[Given request]:
Extract every line below that contains the word "relative".
━━━━━━━━
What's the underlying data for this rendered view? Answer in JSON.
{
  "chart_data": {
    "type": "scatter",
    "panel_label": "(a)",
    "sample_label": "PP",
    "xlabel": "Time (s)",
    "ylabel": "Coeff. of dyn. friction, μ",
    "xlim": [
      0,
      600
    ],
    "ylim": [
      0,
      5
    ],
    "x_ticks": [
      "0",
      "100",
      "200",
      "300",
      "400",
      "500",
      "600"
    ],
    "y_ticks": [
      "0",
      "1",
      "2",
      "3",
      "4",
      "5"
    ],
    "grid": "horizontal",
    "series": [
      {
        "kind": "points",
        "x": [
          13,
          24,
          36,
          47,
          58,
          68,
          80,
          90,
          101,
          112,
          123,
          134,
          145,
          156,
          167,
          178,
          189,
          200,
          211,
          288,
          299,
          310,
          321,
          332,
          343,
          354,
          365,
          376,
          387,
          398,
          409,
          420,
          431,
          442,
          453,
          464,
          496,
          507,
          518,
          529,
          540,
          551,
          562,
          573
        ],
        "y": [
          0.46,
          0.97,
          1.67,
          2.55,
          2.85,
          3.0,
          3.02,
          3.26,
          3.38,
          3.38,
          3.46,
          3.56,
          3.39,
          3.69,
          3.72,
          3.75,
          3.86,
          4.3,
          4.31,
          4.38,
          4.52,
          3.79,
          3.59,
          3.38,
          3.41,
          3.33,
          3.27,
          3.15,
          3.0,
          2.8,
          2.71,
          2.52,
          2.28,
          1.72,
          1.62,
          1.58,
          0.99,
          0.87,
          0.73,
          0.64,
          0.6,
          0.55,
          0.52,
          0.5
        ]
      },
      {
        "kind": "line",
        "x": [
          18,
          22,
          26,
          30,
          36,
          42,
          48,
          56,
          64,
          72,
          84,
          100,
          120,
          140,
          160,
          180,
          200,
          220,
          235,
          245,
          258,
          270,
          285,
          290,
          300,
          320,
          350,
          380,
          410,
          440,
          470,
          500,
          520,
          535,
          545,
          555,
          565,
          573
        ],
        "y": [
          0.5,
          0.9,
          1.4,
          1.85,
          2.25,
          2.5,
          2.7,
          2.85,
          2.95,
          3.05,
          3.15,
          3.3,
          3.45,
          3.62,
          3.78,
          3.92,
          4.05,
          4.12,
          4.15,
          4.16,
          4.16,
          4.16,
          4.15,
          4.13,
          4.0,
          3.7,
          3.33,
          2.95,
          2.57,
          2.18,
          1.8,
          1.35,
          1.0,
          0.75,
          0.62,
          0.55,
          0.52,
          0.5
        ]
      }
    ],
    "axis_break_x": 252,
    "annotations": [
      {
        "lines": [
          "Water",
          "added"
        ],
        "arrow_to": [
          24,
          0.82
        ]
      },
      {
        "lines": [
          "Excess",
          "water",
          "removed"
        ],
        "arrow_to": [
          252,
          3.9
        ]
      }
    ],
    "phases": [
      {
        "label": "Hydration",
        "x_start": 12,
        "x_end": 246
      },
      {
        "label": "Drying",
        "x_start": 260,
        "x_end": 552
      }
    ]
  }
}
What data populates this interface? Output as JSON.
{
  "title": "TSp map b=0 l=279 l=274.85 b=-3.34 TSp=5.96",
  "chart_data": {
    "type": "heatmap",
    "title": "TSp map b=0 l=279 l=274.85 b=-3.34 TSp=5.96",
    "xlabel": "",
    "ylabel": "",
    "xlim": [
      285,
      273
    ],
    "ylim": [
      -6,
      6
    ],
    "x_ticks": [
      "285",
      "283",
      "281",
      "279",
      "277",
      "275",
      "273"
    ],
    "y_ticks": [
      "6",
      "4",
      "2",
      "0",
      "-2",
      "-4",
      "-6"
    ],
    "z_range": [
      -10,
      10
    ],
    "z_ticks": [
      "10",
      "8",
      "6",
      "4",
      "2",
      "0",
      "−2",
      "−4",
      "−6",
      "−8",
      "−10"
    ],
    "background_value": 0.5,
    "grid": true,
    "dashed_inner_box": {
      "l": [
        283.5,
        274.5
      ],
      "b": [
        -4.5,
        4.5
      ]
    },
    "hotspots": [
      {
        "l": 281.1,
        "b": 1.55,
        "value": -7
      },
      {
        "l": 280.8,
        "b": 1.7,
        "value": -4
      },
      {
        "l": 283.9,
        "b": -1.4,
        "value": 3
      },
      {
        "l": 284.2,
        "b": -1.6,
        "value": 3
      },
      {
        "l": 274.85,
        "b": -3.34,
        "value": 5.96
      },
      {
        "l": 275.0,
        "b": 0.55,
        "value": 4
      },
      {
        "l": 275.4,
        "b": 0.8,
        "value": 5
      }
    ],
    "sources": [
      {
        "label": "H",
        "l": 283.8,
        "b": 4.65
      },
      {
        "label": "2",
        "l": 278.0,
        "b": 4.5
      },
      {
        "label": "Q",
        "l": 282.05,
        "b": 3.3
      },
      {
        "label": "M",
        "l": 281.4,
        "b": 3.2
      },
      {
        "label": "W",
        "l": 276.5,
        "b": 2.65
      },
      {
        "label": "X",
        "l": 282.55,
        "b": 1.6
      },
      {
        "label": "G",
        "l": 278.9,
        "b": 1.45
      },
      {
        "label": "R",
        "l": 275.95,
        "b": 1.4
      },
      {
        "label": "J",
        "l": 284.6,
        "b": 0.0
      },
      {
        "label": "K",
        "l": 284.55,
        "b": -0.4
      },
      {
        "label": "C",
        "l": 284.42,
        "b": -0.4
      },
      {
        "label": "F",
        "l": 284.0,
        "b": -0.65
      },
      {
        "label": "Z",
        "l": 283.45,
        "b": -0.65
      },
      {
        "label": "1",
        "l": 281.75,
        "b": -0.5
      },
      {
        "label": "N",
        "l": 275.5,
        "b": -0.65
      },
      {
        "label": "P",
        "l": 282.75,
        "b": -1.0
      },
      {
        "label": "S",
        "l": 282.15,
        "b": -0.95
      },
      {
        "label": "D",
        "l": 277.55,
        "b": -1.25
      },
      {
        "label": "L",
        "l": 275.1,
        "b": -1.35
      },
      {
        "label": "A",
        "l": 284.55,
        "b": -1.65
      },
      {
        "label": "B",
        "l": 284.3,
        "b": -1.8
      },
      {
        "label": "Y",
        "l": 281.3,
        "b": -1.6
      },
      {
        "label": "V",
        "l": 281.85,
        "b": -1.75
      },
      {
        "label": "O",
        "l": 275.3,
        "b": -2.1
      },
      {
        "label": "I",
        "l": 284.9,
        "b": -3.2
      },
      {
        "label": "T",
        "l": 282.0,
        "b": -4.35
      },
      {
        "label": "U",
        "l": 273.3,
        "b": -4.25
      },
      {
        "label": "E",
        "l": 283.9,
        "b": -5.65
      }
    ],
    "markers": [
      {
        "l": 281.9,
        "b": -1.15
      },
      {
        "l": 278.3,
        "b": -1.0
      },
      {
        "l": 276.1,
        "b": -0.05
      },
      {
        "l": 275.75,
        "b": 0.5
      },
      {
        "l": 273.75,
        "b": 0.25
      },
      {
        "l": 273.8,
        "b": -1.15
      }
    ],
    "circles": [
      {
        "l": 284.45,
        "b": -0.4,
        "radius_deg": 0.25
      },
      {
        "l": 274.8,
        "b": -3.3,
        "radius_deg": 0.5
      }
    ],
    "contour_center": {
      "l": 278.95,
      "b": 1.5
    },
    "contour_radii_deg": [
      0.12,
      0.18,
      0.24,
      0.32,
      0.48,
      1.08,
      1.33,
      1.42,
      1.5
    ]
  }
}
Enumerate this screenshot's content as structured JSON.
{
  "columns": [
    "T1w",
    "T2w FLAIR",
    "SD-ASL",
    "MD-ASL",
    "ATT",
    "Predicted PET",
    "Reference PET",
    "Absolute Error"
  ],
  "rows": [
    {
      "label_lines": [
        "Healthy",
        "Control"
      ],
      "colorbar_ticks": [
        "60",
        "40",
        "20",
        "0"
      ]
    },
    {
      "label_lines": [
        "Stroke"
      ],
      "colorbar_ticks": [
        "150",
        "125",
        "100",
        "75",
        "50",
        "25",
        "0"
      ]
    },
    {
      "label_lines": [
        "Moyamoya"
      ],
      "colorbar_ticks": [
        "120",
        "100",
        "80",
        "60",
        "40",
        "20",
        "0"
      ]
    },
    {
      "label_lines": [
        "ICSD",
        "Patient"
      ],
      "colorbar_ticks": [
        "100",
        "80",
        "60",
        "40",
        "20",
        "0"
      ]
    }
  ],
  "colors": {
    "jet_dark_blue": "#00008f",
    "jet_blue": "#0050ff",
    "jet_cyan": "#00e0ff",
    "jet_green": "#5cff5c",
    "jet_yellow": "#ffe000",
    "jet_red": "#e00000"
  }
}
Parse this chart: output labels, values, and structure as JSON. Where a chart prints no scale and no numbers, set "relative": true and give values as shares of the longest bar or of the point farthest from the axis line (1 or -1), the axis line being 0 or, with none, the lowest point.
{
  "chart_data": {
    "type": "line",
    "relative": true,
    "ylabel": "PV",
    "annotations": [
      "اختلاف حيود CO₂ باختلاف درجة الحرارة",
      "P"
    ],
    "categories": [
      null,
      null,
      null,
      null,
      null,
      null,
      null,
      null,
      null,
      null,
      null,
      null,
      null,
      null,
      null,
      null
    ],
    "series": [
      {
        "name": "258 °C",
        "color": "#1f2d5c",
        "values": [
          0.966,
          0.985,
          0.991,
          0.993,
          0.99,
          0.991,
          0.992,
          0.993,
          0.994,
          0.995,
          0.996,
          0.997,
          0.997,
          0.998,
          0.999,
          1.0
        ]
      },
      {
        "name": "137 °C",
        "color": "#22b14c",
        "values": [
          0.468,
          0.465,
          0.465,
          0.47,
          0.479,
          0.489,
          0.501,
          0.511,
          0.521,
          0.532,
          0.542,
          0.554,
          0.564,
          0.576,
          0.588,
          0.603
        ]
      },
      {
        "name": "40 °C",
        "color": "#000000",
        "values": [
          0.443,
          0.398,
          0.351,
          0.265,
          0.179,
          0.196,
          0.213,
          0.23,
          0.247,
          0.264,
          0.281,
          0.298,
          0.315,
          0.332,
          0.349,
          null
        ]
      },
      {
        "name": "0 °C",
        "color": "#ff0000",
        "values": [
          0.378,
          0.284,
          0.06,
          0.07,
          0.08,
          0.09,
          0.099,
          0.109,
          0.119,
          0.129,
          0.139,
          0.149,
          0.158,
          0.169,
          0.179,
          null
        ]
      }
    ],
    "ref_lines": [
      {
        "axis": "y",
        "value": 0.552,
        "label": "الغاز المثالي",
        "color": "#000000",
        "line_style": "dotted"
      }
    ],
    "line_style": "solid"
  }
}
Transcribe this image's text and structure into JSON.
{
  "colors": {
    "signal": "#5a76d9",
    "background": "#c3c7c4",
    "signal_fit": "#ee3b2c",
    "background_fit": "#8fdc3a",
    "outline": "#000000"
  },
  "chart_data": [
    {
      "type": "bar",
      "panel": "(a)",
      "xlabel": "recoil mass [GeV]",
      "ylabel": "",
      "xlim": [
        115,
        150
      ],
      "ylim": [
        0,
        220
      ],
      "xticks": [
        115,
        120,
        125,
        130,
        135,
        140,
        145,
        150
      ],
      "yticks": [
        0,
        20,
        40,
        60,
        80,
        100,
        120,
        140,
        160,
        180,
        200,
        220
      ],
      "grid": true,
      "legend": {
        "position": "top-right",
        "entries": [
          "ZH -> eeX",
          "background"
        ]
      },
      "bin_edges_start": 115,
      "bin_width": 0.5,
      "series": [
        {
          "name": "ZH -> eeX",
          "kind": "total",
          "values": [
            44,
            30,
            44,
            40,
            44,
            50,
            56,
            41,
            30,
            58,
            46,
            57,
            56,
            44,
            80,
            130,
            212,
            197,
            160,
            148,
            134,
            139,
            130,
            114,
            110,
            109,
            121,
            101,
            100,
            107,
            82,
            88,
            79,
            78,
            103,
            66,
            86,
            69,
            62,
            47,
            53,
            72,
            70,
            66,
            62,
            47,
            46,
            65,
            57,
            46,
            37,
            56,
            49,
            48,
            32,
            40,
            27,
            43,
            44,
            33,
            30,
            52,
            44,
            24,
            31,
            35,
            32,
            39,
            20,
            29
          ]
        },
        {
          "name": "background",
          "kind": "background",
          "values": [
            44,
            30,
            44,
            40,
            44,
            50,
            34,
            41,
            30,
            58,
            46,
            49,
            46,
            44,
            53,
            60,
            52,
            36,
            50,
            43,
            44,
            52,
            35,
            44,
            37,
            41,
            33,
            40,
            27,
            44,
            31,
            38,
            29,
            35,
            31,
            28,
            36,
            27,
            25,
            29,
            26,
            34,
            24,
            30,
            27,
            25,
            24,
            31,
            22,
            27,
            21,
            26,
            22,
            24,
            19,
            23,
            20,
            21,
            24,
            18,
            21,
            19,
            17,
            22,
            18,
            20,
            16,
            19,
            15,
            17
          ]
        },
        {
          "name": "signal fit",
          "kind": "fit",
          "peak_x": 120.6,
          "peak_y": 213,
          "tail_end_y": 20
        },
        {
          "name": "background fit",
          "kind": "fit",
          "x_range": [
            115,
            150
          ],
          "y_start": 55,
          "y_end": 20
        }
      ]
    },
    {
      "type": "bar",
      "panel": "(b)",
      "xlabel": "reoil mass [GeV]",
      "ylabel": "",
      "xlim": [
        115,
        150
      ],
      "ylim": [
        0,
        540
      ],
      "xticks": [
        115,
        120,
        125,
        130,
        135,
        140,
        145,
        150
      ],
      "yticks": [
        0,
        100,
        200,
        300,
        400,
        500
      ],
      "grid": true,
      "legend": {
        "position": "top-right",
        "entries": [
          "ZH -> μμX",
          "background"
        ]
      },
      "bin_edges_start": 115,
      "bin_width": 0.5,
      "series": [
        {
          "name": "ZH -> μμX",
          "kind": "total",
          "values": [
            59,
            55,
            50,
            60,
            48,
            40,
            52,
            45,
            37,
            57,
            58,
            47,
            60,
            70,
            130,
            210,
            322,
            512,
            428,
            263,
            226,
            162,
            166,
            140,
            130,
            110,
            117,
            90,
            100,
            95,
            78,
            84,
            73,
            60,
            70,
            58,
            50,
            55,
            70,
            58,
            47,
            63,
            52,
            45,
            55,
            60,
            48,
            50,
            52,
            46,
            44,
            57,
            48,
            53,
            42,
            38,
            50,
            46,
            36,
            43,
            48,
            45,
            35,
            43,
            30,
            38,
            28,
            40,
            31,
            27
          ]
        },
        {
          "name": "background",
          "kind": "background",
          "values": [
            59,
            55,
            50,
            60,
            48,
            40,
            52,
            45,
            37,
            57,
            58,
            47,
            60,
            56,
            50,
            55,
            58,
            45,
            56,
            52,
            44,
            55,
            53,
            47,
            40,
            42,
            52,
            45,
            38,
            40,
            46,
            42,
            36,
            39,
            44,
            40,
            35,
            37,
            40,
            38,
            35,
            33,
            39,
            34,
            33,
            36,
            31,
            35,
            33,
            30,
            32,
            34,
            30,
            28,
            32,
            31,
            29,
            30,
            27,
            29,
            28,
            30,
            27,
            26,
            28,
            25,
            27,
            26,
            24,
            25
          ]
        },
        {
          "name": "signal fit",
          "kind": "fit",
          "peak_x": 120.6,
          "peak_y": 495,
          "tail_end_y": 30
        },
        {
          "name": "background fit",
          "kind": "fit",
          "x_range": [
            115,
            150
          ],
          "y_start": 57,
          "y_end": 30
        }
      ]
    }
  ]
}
━━━━━━━━
[Answer to this exercise]:
Parse this chart: output labels, values, and structure as JSON. Where a chart prints no scale and no numbers, set "relative": true and give values as shares of the longest bar or of the point farthest from the axis line (1 or -1), the axis line being 0 or, with none, the lowest point.
    "relative": true,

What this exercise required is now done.